* WRITTEN TASK
In this exercise, reproduce all the entries that follow exactly.

* RECORDS SUPPLIED
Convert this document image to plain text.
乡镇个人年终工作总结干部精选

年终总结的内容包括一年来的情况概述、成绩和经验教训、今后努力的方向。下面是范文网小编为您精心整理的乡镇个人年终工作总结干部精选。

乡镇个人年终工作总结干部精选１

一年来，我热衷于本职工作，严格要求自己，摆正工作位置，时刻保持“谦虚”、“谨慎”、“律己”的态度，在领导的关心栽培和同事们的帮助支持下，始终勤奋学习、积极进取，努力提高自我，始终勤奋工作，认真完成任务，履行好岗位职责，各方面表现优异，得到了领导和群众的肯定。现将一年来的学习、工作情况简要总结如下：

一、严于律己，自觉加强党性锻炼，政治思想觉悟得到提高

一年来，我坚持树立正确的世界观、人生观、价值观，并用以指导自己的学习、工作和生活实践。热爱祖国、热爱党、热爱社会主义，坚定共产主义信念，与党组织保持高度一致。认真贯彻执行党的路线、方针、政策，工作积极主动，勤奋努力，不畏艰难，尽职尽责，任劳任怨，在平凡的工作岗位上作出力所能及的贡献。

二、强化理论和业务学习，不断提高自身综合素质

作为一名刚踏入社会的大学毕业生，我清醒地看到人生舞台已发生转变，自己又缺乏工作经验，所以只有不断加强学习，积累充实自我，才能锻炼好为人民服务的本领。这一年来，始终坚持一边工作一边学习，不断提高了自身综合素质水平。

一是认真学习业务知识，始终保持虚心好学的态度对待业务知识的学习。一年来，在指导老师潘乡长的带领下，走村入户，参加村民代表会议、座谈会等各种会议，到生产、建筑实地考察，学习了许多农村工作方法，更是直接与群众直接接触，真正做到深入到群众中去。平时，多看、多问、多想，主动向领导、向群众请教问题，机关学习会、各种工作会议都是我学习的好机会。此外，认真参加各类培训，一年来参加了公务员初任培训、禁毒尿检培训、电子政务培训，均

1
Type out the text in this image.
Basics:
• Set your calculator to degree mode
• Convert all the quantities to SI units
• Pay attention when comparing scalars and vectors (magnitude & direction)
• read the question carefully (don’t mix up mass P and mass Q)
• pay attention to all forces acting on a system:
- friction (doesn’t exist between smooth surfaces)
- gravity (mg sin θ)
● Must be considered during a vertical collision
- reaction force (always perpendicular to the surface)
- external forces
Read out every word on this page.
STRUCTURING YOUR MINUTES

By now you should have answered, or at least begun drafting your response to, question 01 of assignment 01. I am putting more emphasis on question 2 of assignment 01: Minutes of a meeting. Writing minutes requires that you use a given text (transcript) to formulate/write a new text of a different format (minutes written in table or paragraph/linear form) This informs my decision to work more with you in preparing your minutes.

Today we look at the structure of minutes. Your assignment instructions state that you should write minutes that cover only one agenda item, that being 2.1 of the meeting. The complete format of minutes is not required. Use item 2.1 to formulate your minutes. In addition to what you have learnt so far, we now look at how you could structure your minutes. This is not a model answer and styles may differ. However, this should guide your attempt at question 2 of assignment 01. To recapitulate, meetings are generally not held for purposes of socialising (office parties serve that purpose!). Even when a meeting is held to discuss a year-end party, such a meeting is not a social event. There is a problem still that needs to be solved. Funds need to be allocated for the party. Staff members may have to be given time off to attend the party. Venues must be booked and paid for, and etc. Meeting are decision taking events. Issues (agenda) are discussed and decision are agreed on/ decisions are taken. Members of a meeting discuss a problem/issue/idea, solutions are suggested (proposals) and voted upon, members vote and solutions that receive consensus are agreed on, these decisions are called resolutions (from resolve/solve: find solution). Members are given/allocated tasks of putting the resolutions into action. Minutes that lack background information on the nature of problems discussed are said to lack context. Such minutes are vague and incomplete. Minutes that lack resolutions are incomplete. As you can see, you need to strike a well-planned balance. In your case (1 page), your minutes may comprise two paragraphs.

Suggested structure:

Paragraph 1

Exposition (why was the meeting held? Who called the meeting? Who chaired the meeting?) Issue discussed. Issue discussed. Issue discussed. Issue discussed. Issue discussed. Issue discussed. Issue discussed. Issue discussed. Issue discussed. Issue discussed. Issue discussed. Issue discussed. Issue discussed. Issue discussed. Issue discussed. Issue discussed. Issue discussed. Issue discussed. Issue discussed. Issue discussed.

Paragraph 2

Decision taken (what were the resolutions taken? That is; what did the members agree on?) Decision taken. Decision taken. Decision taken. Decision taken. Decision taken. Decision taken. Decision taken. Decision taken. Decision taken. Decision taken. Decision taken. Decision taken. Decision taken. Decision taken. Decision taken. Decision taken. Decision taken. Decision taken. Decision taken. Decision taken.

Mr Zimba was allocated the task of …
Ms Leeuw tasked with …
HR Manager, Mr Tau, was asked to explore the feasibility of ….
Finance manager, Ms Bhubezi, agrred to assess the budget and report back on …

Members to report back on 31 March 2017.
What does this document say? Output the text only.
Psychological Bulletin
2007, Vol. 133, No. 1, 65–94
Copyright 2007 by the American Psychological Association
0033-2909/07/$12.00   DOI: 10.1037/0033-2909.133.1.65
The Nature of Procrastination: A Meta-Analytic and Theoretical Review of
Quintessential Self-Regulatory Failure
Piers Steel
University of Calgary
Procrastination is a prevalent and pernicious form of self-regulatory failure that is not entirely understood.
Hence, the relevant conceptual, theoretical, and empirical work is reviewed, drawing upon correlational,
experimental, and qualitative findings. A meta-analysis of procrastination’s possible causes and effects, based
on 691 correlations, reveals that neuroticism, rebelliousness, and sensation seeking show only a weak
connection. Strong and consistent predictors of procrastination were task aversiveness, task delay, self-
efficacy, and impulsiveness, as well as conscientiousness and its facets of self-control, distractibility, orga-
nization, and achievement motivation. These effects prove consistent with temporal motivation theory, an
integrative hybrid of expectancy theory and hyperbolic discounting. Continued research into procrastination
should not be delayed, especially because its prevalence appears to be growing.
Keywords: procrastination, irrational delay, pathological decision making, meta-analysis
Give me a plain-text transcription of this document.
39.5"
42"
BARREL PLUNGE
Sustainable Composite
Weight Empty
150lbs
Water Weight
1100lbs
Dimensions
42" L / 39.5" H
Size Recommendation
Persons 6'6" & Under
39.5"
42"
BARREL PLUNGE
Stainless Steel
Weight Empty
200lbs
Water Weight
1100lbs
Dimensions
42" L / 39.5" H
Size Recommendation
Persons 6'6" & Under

* CORRECT RESPONSE
Convert this document image to plain text.
乡镇个人年终工作总结干部精选

年终总结的内容包括一年来的情况概述、成绩和经验教训、今后努力的方向。下面是范文网小编为您精心整理的乡镇个人年终工作总结干部精选。

乡镇个人年终工作总结干部精选１

一年来，我热衷于本职工作，严格要求自己，摆正工作位置，时刻保持“谦虚”、“谨慎”、“律己”的态度，在领导的关心栽培和同事们的帮助支持下，始终勤奋学习、积极进取，努力提高自我，始终勤奋工作，认真完成任务，履行好岗位职责，各方面表现优异，得到了领导和群众的肯定。现将一年来的学习、工作情况简要总结如下：

一、严于律己，自觉加强党性锻炼，政治思想觉悟得到提高

一年来，我坚持树立正确的世界观、人生观、价值观，并用以指导自己的学习、工作和生活实践。热爱祖国、热爱党、热爱社会主义，坚定共产主义信念，与党组织保持高度一致。认真贯彻执行党的路线、方针、政策，工作积极主动，勤奋努力，不畏艰难，尽职尽责，任劳任怨，在平凡的工作岗位上作出力所能及的贡献。

二、强化理论和业务学习，不断提高自身综合素质

作为一名刚踏入社会的大学毕业生，我清醒地看到人生舞台已发生转变，自己又缺乏工作经验，所以只有不断加强学习，积累充实自我，才能锻炼好为人民服务的本领。这一年来，始终坚持一边工作一边学习，不断提高了自身综合素质水平。

一是认真学习业务知识，始终保持虚心好学的态度对待业务知识的学习。一年来，在指导老师潘乡长的带领下，走村入户，参加村民代表会议、座谈会等各种会议，到生产、建筑实地考察，学习了许多农村工作方法，更是直接与群众直接接触，真正做到深入到群众中去。平时，多看、多问、多想，主动向领导、向群众请教问题，机关学习会、各种工作会议都是我学习的好机会。此外，认真参加各类培训，一年来参加了公务员初任培训、禁毒尿检培训、电子政务培训，均

1
Type out the text in this image.
Basics:
• Set your calculator to degree mode
• Convert all the quantities to SI units
• Pay attention when comparing scalars and vectors (magnitude & direction)
• read the question carefully (don’t mix up mass P and mass Q)
• pay attention to all forces acting on a system:
- friction (doesn’t exist between smooth surfaces)
- gravity (mg sin θ)
● Must be considered during a vertical collision
- reaction force (always perpendicular to the surface)
- external forces
Read out every word on this page.
STRUCTURING YOUR MINUTES

By now you should have answered, or at least begun drafting your response to, question 01 of assignment 01. I am putting more emphasis on question 2 of assignment 01: Minutes of a meeting. Writing minutes requires that you use a given text (transcript) to formulate/write a new text of a different format (minutes written in table or paragraph/linear form) This informs my decision to work more with you in preparing your minutes.

Today we look at the structure of minutes. Your assignment instructions state that you should write minutes that cover only one agenda item, that being 2.1 of the meeting. The complete format of minutes is not required. Use item 2.1 to formulate your minutes. In addition to what you have learnt so far, we now look at how you could structure your minutes. This is not a model answer and styles may differ. However, this should guide your attempt at question 2 of assignment 01. To recapitulate, meetings are generally not held for purposes of socialising (office parties serve that purpose!). Even when a meeting is held to discuss a year-end party, such a meeting is not a social event. There is a problem still that needs to be solved. Funds need to be allocated for the party. Staff members may have to be given time off to attend the party. Venues must be booked and paid for, and etc. Meeting are decision taking events. Issues (agenda) are discussed and decision are agreed on/ decisions are taken. Members of a meeting discuss a problem/issue/idea, solutions are suggested (proposals) and voted upon, members vote and solutions that receive consensus are agreed on, these decisions are called resolutions (from resolve/solve: find solution). Members are given/allocated tasks of putting the resolutions into action. Minutes that lack background information on the nature of problems discussed are said to lack context. Such minutes are vague and incomplete. Minutes that lack resolutions are incomplete. As you can see, you need to strike a well-planned balance. In your case (1 page), your minutes may comprise two paragraphs.

Suggested structure:

Paragraph 1

Exposition (why was the meeting held? Who called the meeting? Who chaired the meeting?) Issue discussed. Issue discussed. Issue discussed. Issue discussed. Issue discussed. Issue discussed. Issue discussed. Issue discussed. Issue discussed. Issue discussed. Issue discussed. Issue discussed. Issue discussed. Issue discussed. Issue discussed. Issue discussed. Issue discussed. Issue discussed. Issue discussed. Issue discussed.

Paragraph 2

Decision taken (what were the resolutions taken? That is; what did the members agree on?) Decision taken. Decision taken. Decision taken. Decision taken. Decision taken. Decision taken. Decision taken. Decision taken. Decision taken. Decision taken. Decision taken. Decision taken. Decision taken. Decision taken. Decision taken. Decision taken. Decision taken. Decision taken. Decision taken. Decision taken.

Mr Zimba was allocated the task of …
Ms Leeuw tasked with …
HR Manager, Mr Tau, was asked to explore the feasibility of ….
Finance manager, Ms Bhubezi, agrred to assess the budget and report back on …

Members to report back on 31 March 2017.
What does this document say? Output the text only.
Psychological Bulletin
2007, Vol. 133, No. 1, 65–94
Copyright 2007 by the American Psychological Association
0033-2909/07/$12.00   DOI: 10.1037/0033-2909.133.1.65
The Nature of Procrastination: A Meta-Analytic and Theoretical Review of
Quintessential Self-Regulatory Failure
Piers Steel
University of Calgary
Procrastination is a prevalent and pernicious form of self-regulatory failure that is not entirely understood.
Hence, the relevant conceptual, theoretical, and empirical work is reviewed, drawing upon correlational,
experimental, and qualitative findings. A meta-analysis of procrastination’s possible causes and effects, based
on 691 correlations, reveals that neuroticism, rebelliousness, and sensation seeking show only a weak
connection. Strong and consistent predictors of procrastination were task aversiveness, task delay, self-
efficacy, and impulsiveness, as well as conscientiousness and its facets of self-control, distractibility, orga-
nization, and achievement motivation. These effects prove consistent with temporal motivation theory, an
integrative hybrid of expectancy theory and hyperbolic discounting. Continued research into procrastination
should not be delayed, especially because its prevalence appears to be growing.
Keywords: procrastination, irrational delay, pathological decision making, meta-analysis
Give me a plain-text transcription of this document.
39.5"
42"
BARREL PLUNGE
Sustainable Composite
Weight Empty
150lbs
Water Weight
1100lbs
Dimensions
42" L / 39.5" H
Size Recommendation
Persons 6'6" & Under
39.5"
42"
BARREL PLUNGE
Stainless Steel
Weight Empty
200lbs
Water Weight
1100lbs
Dimensions
42" L / 39.5" H
Size Recommendation
Persons 6'6" & Under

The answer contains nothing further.